- Set task: Going through the material below, please gather all lines with the word "title" in them.

[A run of records]
──────────────────────────────

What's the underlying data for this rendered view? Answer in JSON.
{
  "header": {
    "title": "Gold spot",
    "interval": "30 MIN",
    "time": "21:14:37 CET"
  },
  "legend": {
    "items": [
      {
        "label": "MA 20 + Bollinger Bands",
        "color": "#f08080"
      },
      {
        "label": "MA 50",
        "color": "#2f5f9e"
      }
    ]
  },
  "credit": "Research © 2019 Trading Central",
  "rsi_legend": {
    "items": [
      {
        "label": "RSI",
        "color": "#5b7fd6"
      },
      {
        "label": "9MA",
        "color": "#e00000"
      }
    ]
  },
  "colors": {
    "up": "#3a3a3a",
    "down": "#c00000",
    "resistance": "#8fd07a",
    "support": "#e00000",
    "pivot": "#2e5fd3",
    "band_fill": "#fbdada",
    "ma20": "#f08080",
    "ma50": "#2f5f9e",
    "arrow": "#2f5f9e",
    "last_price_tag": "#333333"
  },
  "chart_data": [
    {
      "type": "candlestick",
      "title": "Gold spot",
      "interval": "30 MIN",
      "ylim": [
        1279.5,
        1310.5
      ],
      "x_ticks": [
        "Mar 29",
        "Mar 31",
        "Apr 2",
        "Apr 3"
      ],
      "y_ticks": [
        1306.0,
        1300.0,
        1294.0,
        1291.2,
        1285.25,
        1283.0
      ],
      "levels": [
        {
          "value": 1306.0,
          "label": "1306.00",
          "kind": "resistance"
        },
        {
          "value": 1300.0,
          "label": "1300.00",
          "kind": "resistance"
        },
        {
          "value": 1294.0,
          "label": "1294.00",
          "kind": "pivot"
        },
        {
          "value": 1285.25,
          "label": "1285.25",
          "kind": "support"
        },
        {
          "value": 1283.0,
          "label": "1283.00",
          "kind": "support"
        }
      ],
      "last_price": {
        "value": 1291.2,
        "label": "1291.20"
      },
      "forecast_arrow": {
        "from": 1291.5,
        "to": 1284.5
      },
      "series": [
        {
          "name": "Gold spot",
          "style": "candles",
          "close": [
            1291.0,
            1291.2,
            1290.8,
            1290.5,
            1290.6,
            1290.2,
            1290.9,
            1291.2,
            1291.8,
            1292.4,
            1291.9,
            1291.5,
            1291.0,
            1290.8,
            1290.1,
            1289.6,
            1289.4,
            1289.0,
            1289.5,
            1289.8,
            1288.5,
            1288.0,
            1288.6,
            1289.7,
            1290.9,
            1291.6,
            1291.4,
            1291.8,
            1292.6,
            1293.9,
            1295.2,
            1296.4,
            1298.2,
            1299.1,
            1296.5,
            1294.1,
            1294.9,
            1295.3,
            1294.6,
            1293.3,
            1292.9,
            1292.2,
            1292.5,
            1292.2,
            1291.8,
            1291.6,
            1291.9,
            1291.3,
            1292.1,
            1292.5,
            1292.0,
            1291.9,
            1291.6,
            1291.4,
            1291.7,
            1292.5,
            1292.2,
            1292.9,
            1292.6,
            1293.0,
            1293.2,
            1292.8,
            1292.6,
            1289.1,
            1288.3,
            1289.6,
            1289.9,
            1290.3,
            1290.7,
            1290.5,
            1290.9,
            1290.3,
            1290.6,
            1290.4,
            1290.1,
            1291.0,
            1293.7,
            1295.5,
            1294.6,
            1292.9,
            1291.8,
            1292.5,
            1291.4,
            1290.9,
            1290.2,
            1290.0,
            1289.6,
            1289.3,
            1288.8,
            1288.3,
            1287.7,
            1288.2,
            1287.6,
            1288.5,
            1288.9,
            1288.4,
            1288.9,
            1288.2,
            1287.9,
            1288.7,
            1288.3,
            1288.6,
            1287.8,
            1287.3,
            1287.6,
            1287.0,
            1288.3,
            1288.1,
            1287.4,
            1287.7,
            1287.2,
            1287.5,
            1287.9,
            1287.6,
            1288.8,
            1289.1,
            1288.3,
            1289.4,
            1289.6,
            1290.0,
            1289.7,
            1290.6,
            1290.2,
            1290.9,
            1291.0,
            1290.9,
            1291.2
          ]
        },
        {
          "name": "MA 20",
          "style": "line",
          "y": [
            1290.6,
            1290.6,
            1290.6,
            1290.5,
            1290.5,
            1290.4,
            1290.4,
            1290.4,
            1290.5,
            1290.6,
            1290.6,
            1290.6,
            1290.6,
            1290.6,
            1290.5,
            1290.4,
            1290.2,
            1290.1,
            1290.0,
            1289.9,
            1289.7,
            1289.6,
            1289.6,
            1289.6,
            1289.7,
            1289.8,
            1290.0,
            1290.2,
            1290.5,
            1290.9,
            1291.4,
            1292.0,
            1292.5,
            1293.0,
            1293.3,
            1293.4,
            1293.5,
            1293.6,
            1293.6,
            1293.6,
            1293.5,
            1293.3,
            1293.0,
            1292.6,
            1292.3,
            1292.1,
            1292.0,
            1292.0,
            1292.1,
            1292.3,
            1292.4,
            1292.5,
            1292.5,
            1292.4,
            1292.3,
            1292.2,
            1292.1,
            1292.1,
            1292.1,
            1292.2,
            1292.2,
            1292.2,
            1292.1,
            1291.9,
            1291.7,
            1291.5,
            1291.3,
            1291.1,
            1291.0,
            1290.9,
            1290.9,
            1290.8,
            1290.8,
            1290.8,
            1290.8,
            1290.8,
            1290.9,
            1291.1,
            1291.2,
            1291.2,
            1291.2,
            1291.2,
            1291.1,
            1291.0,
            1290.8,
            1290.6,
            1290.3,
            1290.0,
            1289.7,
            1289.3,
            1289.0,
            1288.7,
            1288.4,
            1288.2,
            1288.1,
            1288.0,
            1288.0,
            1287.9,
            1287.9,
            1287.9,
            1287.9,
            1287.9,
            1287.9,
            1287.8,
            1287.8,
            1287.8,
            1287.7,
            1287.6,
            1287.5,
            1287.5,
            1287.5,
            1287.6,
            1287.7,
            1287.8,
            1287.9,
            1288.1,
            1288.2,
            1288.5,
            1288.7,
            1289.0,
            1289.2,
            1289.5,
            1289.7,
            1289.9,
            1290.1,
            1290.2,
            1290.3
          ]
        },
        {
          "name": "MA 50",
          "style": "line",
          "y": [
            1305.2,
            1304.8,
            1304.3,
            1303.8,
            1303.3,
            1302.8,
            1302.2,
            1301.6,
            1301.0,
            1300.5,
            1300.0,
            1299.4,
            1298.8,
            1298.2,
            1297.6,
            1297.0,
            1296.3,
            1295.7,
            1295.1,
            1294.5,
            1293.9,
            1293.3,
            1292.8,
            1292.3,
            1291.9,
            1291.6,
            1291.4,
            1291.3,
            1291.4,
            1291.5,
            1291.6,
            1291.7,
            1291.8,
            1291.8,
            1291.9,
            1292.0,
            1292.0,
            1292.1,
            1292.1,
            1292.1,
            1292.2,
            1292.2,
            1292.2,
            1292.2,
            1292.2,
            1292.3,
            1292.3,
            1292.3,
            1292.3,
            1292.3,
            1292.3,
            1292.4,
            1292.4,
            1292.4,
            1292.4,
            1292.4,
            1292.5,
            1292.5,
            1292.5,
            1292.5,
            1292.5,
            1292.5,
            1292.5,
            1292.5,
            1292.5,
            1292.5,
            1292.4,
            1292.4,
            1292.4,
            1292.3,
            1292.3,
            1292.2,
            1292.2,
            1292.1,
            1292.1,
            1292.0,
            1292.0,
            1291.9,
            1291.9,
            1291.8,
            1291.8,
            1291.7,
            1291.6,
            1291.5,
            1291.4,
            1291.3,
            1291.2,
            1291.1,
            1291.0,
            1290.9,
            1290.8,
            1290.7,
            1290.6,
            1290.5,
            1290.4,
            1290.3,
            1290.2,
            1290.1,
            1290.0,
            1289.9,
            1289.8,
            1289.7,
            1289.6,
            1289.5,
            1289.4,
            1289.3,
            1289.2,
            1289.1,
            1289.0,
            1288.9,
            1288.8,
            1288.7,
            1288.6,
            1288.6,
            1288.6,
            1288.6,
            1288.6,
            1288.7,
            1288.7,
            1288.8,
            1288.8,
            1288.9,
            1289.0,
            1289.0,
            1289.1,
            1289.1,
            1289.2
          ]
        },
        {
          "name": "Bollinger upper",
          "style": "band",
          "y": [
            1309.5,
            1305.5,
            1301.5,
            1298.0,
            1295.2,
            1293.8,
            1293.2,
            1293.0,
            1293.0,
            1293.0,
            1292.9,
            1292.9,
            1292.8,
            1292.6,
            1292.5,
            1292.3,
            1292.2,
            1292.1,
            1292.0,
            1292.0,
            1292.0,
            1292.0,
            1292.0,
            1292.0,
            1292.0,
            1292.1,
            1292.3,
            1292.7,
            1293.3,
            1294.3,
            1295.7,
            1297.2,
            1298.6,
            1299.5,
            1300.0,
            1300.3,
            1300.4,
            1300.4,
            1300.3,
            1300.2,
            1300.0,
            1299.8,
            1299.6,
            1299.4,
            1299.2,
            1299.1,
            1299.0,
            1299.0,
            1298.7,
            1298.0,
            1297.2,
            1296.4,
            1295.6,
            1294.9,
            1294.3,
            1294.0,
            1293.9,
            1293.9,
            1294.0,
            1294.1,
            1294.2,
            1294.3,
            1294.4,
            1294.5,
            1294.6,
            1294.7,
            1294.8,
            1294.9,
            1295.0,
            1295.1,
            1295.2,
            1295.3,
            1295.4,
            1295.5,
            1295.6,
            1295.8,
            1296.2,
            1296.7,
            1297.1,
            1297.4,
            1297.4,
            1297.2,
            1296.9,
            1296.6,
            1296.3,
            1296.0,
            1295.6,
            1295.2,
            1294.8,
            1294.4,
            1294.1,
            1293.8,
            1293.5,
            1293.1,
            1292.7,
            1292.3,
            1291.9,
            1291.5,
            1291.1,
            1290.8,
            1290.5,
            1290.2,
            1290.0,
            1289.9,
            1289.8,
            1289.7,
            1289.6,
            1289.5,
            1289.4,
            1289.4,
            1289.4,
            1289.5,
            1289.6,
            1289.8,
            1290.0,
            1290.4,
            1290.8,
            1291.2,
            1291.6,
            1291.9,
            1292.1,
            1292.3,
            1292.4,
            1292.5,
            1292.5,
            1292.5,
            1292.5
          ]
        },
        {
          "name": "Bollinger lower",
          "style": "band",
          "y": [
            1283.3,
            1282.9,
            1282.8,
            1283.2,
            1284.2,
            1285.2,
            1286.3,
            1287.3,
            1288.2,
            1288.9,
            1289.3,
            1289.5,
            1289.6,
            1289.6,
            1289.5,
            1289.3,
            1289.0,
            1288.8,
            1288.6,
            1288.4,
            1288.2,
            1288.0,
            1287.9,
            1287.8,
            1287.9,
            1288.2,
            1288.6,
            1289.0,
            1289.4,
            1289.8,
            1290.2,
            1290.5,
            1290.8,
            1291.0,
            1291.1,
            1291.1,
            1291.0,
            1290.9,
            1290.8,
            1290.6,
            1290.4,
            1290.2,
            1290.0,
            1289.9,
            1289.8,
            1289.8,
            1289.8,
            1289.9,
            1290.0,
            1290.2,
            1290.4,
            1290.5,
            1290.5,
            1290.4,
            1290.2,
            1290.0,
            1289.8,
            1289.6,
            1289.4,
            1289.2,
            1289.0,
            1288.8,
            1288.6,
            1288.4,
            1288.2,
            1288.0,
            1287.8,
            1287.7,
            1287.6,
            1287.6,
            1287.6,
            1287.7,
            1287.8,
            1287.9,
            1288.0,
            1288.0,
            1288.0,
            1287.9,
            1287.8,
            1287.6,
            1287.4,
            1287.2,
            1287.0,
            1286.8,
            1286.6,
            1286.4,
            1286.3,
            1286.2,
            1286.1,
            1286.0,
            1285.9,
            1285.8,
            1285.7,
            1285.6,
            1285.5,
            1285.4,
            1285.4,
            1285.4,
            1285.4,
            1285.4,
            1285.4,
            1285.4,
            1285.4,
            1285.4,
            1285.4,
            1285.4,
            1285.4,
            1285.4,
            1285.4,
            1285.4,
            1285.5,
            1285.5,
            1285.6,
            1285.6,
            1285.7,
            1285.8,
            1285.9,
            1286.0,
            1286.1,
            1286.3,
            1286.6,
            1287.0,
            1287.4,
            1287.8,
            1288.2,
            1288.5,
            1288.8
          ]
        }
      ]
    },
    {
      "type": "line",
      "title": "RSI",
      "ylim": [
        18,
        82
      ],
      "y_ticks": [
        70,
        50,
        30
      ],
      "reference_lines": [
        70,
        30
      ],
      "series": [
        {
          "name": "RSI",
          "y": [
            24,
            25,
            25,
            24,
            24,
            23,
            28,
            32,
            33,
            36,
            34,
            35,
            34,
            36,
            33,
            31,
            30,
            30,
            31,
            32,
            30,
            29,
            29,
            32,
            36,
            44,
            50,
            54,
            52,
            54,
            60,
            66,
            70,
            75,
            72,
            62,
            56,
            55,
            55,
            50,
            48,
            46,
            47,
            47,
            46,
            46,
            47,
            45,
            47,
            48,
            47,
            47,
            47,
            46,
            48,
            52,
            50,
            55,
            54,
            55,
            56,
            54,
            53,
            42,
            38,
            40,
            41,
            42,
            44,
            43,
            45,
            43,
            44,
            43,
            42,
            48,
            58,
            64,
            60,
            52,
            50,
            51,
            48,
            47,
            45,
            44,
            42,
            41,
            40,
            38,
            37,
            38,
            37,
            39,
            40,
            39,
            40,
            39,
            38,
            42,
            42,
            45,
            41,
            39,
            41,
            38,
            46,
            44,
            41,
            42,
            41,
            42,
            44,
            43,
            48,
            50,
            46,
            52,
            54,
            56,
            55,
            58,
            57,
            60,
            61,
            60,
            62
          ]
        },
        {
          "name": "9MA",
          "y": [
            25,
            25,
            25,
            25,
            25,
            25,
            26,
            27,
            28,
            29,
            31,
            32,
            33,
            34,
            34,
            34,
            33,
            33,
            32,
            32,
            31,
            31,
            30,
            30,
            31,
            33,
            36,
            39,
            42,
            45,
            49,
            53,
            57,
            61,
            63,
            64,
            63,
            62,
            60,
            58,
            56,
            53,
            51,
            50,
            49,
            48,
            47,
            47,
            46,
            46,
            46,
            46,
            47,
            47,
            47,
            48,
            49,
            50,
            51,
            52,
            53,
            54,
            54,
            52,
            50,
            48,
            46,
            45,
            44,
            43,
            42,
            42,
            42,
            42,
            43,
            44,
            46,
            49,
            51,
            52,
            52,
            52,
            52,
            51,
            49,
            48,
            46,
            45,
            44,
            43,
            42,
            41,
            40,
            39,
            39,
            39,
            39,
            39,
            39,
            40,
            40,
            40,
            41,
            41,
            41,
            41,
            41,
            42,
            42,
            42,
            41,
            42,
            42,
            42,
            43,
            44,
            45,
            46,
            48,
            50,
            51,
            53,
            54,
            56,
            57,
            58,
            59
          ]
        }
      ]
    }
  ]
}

──────────────────────────────

- Result:
    "title": "Gold spot",
      "title": "Gold spot",
      "title": "RSI",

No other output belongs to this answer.